- **Selection**:
******

= Lee Burgess =

American film producer and director

Margaret Lee Burgess Dick (died 1970) was an American film producer and director of independent documentary and industrial films. She was one of the first women to work in the industry and may have been the first American woman with solo directing credits on a documentary film for The School in 1939.

== Personal life ==
Burgess graduated from Bryn Mawr College in 1930. She was an actress and founder of the Truro Tryout Theater in Provincetown, Massachusetts. She married photographer Sheldon Dick in 1933. She divorced Dick and married writer/producer Frank Beckwith in 1945. She died in Florida in 1970.

******

[Boxed element listing]
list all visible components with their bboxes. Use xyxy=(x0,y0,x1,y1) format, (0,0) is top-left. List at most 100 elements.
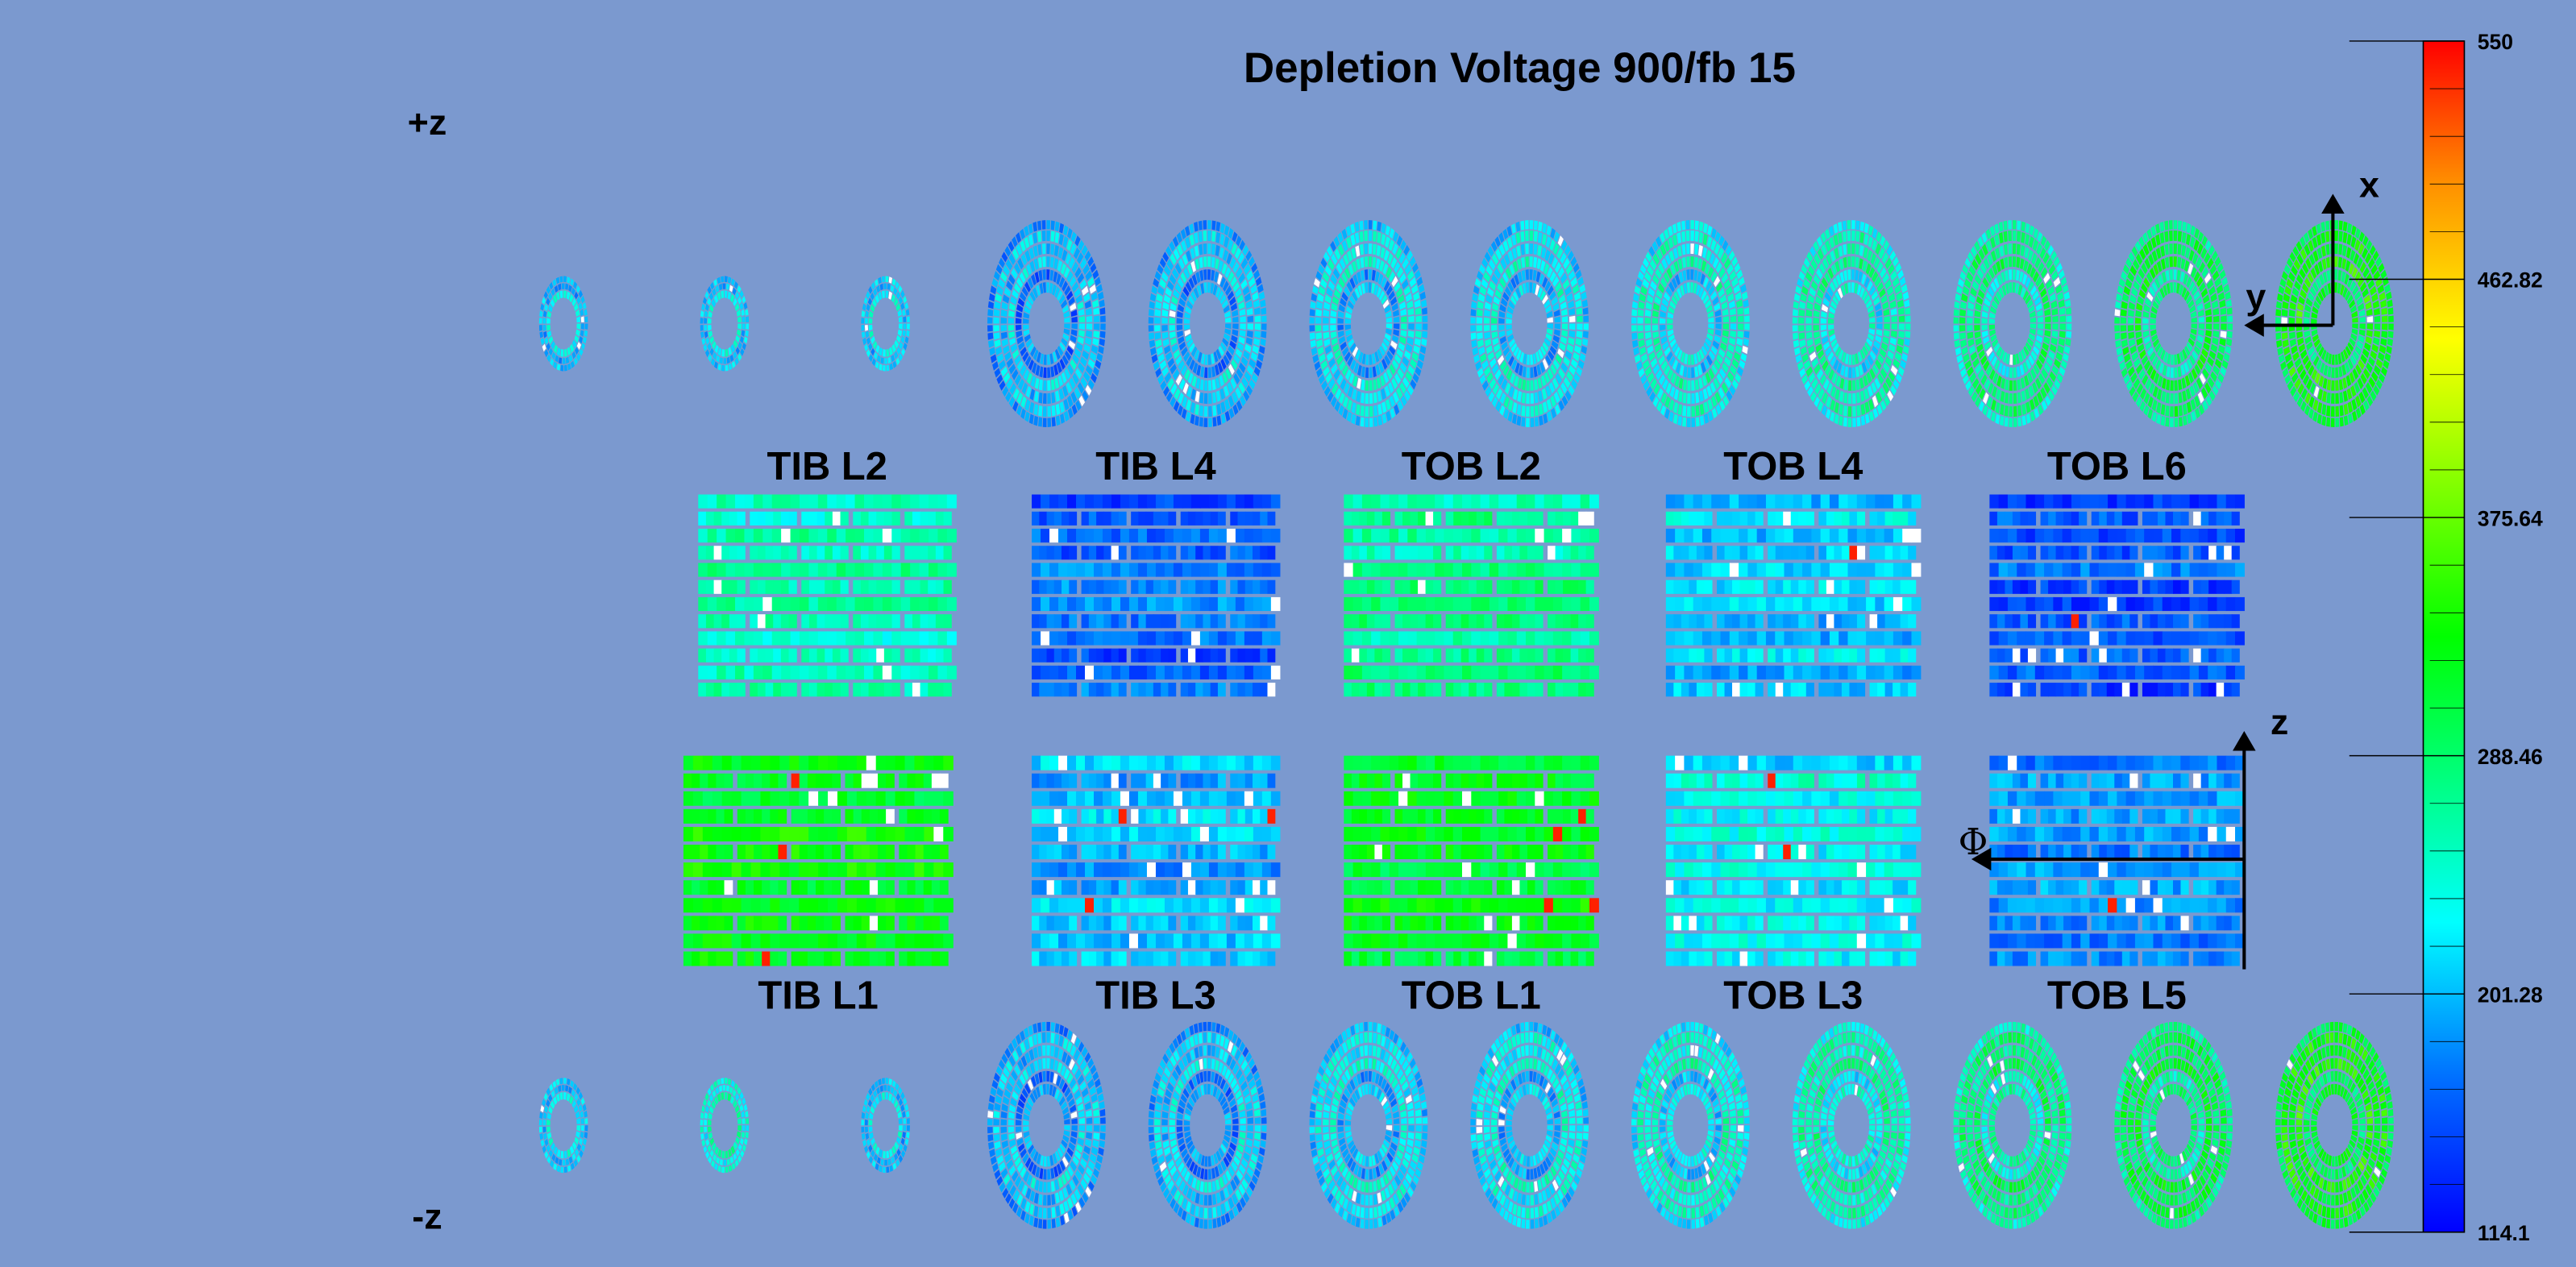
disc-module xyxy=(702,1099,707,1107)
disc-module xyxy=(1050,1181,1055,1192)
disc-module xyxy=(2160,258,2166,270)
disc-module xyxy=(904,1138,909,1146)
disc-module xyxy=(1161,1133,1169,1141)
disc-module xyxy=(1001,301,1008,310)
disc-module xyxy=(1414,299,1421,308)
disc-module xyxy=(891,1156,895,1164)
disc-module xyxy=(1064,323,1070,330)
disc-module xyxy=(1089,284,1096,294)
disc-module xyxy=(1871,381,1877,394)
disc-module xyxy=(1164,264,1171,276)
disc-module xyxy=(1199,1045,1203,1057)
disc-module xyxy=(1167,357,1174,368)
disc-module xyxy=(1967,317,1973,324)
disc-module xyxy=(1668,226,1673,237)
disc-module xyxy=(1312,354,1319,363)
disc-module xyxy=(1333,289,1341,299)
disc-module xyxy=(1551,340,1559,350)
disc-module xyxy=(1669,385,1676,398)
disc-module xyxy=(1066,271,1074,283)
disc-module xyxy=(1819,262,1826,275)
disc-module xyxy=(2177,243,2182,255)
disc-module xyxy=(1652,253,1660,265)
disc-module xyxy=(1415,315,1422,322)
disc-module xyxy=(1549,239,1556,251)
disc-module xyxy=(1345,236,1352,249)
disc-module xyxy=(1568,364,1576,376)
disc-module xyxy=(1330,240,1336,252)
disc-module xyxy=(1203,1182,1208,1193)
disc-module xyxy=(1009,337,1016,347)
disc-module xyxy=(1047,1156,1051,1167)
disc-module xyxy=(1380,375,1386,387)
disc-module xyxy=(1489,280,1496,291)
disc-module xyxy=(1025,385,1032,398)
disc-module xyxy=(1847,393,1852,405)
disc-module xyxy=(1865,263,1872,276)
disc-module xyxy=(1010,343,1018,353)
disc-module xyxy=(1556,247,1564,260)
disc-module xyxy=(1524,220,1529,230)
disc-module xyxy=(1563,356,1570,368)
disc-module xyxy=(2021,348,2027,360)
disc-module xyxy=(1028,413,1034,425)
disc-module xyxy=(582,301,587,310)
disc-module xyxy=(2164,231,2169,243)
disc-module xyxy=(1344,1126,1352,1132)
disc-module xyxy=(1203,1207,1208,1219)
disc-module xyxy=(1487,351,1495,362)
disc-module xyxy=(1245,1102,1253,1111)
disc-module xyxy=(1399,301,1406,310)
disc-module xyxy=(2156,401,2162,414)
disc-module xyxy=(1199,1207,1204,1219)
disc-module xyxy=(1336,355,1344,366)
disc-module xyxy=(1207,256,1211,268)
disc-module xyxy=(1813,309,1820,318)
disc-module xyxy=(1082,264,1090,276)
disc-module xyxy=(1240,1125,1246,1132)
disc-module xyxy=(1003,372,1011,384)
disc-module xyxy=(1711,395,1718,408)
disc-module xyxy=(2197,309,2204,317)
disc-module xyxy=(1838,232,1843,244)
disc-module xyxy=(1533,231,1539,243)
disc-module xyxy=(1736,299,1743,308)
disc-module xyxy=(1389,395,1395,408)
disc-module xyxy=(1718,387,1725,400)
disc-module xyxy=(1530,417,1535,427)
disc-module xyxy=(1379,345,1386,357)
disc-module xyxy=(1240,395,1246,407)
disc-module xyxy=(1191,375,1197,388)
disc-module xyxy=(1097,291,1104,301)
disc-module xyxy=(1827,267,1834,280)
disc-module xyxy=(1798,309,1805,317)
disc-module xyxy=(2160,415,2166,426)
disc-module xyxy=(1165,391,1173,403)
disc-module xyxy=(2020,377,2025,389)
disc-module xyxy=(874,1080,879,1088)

******

- **Requirement**: Reproduce the Lee Burgess text between "Margaret Lee Burgess" and "Florida in 1970.", inclusive.

- **Finished answer**:
Margaret Lee Burgess Dick (died 1970) was an American film producer and director of independent documentary and industrial films. She was one of the first women to work in the industry and may have been the first American woman with solo directing credits on a documentary film for The School in 1939.

== Personal life ==
Burgess graduated from Bryn Mawr College in 1930. She was an actress and founder of the Truro Tryout Theater in Provincetown, Massachusetts. She married photographer Sheldon Dick in 1933. She divorced Dick and married writer/producer Frank Beckwith in 1945. She died in Florida in 1970.